Saved entries:
▬▬▬▬▬▬▬▬▬▬
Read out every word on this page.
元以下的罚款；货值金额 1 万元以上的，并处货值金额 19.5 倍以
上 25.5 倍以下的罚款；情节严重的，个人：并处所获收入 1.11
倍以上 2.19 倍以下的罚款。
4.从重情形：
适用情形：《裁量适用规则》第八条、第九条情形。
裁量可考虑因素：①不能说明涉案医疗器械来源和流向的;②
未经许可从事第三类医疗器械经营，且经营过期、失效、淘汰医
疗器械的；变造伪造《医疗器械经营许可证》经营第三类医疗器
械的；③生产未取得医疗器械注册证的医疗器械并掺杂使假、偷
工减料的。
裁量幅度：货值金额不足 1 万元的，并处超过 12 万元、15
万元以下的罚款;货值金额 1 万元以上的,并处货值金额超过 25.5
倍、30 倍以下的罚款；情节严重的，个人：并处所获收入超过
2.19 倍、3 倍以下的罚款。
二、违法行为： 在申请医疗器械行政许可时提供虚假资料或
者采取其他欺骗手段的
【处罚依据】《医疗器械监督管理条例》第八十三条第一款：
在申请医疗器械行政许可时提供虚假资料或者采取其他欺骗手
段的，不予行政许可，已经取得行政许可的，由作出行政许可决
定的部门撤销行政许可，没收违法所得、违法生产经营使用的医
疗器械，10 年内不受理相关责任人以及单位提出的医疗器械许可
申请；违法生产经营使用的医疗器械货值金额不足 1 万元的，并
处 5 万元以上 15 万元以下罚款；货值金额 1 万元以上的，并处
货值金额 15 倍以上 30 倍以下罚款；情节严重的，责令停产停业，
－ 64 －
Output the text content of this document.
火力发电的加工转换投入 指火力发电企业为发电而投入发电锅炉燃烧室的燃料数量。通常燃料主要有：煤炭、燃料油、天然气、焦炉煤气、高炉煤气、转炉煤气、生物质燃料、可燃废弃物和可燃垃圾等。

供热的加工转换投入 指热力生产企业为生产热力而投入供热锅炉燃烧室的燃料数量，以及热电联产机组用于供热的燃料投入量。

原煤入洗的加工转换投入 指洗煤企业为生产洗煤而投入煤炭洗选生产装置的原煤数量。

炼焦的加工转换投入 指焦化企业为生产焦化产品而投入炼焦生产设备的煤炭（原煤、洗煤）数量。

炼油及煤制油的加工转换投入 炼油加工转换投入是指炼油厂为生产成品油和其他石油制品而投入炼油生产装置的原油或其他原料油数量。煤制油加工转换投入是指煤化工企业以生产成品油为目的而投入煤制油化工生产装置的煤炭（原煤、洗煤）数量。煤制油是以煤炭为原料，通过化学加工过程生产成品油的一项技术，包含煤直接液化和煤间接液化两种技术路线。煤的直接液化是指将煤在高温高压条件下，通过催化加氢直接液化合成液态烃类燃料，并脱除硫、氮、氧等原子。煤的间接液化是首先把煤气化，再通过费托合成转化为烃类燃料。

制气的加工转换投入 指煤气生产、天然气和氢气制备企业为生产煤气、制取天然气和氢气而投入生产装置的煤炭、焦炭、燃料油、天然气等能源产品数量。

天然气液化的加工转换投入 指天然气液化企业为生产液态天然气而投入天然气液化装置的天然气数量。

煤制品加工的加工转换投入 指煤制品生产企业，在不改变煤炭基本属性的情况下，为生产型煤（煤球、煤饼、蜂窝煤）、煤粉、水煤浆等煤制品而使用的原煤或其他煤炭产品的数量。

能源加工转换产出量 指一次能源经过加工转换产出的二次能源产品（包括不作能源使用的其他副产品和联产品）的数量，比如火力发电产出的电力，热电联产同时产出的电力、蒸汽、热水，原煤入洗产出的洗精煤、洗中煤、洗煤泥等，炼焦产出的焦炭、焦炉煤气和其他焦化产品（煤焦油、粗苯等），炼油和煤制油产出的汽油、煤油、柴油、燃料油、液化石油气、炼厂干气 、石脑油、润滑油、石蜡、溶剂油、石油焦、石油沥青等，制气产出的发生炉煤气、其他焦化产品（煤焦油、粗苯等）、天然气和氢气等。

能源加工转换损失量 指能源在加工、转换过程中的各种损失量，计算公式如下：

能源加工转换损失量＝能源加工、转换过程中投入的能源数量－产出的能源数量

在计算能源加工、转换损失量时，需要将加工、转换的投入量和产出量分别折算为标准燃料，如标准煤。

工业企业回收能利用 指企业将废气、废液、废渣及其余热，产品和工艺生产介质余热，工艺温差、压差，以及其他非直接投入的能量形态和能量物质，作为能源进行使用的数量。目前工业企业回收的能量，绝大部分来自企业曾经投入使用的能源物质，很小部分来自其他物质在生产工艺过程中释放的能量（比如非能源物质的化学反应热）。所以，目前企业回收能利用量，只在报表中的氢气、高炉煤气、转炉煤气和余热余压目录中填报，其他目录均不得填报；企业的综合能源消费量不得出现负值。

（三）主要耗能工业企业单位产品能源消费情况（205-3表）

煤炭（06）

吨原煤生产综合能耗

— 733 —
▬▬▬▬▬▬▬▬▬▬
■ Exercise ■
Collect from the data above every line that includes "this".

■ Worked answer ■
Read out every word on this page.
Output the text content of this document.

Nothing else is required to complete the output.